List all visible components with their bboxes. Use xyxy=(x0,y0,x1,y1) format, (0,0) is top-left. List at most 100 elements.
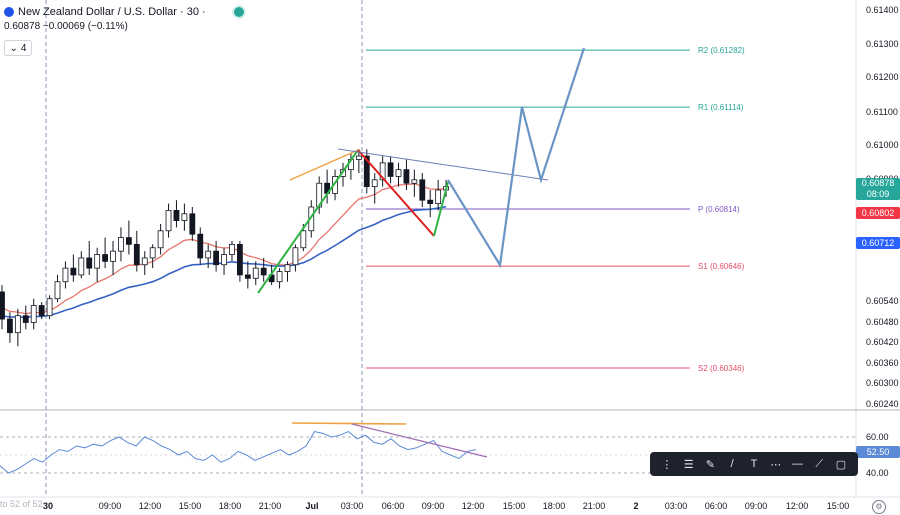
candle-up-body xyxy=(205,250,212,259)
indicators-toggle-button[interactable]: ⌄ 4 xyxy=(4,40,32,56)
candle-up-body xyxy=(229,243,235,255)
rsi-pane xyxy=(0,422,488,474)
candle xyxy=(102,237,108,269)
wave-orange-top xyxy=(289,149,359,181)
candle xyxy=(260,257,267,282)
candle-down-body xyxy=(86,257,93,269)
candle-up-body xyxy=(118,237,124,252)
candle xyxy=(371,173,378,204)
candle xyxy=(276,268,283,289)
time-tick-label: 12:00 xyxy=(786,501,809,511)
candle-down-body xyxy=(70,267,77,276)
chevron-down-icon: ⌄ xyxy=(9,42,18,54)
candle-up-body xyxy=(355,155,362,160)
candle xyxy=(157,223,164,255)
candle xyxy=(355,149,362,174)
drag-handle-icon[interactable]: ⋮ xyxy=(661,458,673,471)
candle xyxy=(387,156,394,184)
candle-up-body xyxy=(284,264,291,272)
candle xyxy=(324,169,331,204)
candle-down-body xyxy=(236,243,243,276)
chart-legend: New Zealand Dollar / U.S. Dollar · 30 · … xyxy=(4,4,244,56)
candle xyxy=(78,251,85,279)
candle xyxy=(14,308,21,347)
candle-down-body xyxy=(197,233,204,259)
price-tick-label: 0.60540 xyxy=(866,296,899,306)
candle xyxy=(292,244,299,272)
quote-values: 0.60878 −0.00069 (−0.11%) xyxy=(4,21,128,32)
price-axis[interactable]: 0.60878 08:09 0.60802 0.60712 52.50 xyxy=(856,0,900,515)
candle xyxy=(403,159,410,191)
candle xyxy=(189,207,196,241)
candle xyxy=(205,244,212,269)
candle xyxy=(30,298,37,330)
candle-down-body xyxy=(173,209,180,221)
candle xyxy=(54,274,61,303)
candle xyxy=(363,149,370,194)
candle-up-body xyxy=(14,315,21,334)
price-tick-label: 0.60360 xyxy=(866,358,899,368)
price-tick-label: 0.60480 xyxy=(866,317,899,327)
candle xyxy=(229,240,235,262)
timezone-settings-icon[interactable]: ⚙ xyxy=(872,500,886,514)
candle-up-body xyxy=(149,247,156,259)
pivot-p-label: P (0.60814) xyxy=(698,205,740,214)
time-tick-label: 21:00 xyxy=(583,501,606,511)
candle-down-body xyxy=(125,237,132,245)
line-style-icon[interactable]: ⋯ xyxy=(770,458,782,471)
symbol-title[interactable]: New Zealand Dollar / U.S. Dollar · 30 · xyxy=(18,6,206,18)
candle xyxy=(379,156,386,187)
candle-up-body xyxy=(292,247,299,266)
candle-down-body xyxy=(260,267,267,276)
rsi-divergence-top xyxy=(291,422,407,425)
candle xyxy=(165,203,172,238)
time-tick-label: 15:00 xyxy=(179,501,202,511)
text-icon[interactable]: T xyxy=(750,458,758,470)
pencil-icon[interactable]: ✎ xyxy=(705,458,716,471)
price-tick-label: 0.60240 xyxy=(866,399,899,409)
current-price-value: 0.60878 xyxy=(861,178,895,188)
candle-up-body xyxy=(276,271,283,283)
candle-up-body xyxy=(379,162,386,181)
candle-up-body xyxy=(110,250,116,262)
candle-up-body xyxy=(62,267,69,283)
candle-down-body xyxy=(189,213,196,235)
candle xyxy=(173,200,180,228)
time-tick-label: 06:00 xyxy=(382,501,405,511)
candle xyxy=(46,295,53,320)
projection-path xyxy=(447,47,586,269)
market-status-icon[interactable] xyxy=(233,7,244,17)
candle-down-body xyxy=(102,254,108,262)
candle xyxy=(395,162,402,187)
price-tick-label: 0.61100 xyxy=(866,107,898,117)
price-tick-label: 0.60300 xyxy=(866,378,899,388)
candle xyxy=(141,251,148,275)
time-tick-label: Jul xyxy=(305,501,318,511)
line-width-icon[interactable]: — xyxy=(791,458,803,470)
trend-line-icon[interactable]: ⟋ xyxy=(815,457,824,470)
candle xyxy=(197,227,204,265)
settings-box-icon[interactable]: ▢ xyxy=(835,458,847,471)
time-tick-label: 15:00 xyxy=(503,501,526,511)
candle xyxy=(70,254,77,282)
candle-down-body xyxy=(403,169,410,184)
candle xyxy=(236,240,243,282)
line-color-icon[interactable]: / xyxy=(730,458,734,470)
rsi-tick-label: 60.00 xyxy=(866,432,889,442)
candle-down-body xyxy=(419,179,426,201)
candle-down-body xyxy=(22,315,29,323)
wave-annotations xyxy=(257,47,586,294)
template-icon[interactable]: ☰ xyxy=(683,458,694,471)
candle-down-body xyxy=(38,305,45,317)
candle xyxy=(213,240,220,272)
candle xyxy=(181,203,188,231)
candle xyxy=(149,244,156,269)
ma-blue-tag: 0.60712 xyxy=(856,237,900,249)
wave-down-red xyxy=(357,149,435,237)
candle-down-body xyxy=(0,291,5,320)
candle-down-body xyxy=(213,250,220,266)
pivot-r1-label: R1 (0.61114) xyxy=(698,103,744,112)
wave-up-green-2 xyxy=(433,181,449,237)
candle xyxy=(427,190,434,218)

**Exercise brief**. From the items above, extract each line that contains the string "settings".

**The completed task**.
timezone-settings-icon[interactable]: ⚙ xyxy=(872,500,886,514)
settings-box-icon[interactable]: ▢ xyxy=(835,458,847,471)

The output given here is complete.